How many lines in the listing below include the word "USDCAD"? Reply with the count alone.

Input:
_ _ _ _

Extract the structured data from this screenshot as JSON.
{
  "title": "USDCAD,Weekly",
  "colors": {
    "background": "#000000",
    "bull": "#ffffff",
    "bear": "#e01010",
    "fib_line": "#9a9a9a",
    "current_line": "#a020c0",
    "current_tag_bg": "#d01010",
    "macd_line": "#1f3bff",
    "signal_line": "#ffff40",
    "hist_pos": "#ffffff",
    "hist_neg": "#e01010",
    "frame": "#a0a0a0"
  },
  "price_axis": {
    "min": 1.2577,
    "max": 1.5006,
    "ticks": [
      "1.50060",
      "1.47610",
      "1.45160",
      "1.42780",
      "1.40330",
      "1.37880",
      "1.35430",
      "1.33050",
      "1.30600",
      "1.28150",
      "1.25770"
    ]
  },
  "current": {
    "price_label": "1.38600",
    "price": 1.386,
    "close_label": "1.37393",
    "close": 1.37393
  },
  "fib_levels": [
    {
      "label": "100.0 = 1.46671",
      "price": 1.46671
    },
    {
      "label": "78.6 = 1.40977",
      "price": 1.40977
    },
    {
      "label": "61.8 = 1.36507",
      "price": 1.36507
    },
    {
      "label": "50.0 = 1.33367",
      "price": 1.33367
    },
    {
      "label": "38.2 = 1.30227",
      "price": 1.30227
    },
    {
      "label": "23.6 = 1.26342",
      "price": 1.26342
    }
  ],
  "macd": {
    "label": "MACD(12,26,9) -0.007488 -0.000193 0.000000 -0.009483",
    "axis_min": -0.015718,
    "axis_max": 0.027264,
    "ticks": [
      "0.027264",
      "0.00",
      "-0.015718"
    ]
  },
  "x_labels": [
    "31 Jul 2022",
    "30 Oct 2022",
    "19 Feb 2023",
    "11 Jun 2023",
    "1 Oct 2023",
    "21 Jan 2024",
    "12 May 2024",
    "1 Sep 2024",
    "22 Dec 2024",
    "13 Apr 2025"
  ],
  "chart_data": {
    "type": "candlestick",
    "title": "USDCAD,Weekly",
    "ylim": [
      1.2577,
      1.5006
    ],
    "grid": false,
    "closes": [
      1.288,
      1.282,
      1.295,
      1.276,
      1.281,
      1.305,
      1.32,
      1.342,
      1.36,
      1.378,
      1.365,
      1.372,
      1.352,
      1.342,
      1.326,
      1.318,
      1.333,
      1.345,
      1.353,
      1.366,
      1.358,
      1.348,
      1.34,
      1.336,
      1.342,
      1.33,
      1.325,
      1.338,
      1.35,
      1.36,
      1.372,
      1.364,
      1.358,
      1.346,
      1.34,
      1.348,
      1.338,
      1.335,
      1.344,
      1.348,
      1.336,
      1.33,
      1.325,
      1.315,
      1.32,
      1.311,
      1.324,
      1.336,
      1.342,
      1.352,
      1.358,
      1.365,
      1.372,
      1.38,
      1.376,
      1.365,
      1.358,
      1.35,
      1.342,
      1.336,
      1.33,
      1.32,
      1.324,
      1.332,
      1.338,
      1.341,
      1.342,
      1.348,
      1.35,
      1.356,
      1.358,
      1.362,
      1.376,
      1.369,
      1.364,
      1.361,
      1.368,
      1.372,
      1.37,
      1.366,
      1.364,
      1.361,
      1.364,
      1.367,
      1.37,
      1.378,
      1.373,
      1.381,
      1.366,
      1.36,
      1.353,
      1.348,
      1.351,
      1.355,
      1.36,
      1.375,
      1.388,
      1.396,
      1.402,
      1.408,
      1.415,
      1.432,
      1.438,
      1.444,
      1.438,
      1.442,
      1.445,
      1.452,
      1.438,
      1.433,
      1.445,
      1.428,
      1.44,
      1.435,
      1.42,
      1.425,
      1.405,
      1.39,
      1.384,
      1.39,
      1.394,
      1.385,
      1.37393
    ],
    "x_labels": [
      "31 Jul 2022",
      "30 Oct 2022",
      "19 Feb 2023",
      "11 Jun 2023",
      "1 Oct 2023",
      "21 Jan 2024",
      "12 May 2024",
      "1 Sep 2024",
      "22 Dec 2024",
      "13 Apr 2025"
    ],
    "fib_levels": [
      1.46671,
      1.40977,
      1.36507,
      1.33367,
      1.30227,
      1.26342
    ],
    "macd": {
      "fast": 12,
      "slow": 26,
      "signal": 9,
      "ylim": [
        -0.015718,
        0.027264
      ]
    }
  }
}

_ _ _ _

Correct answer: 2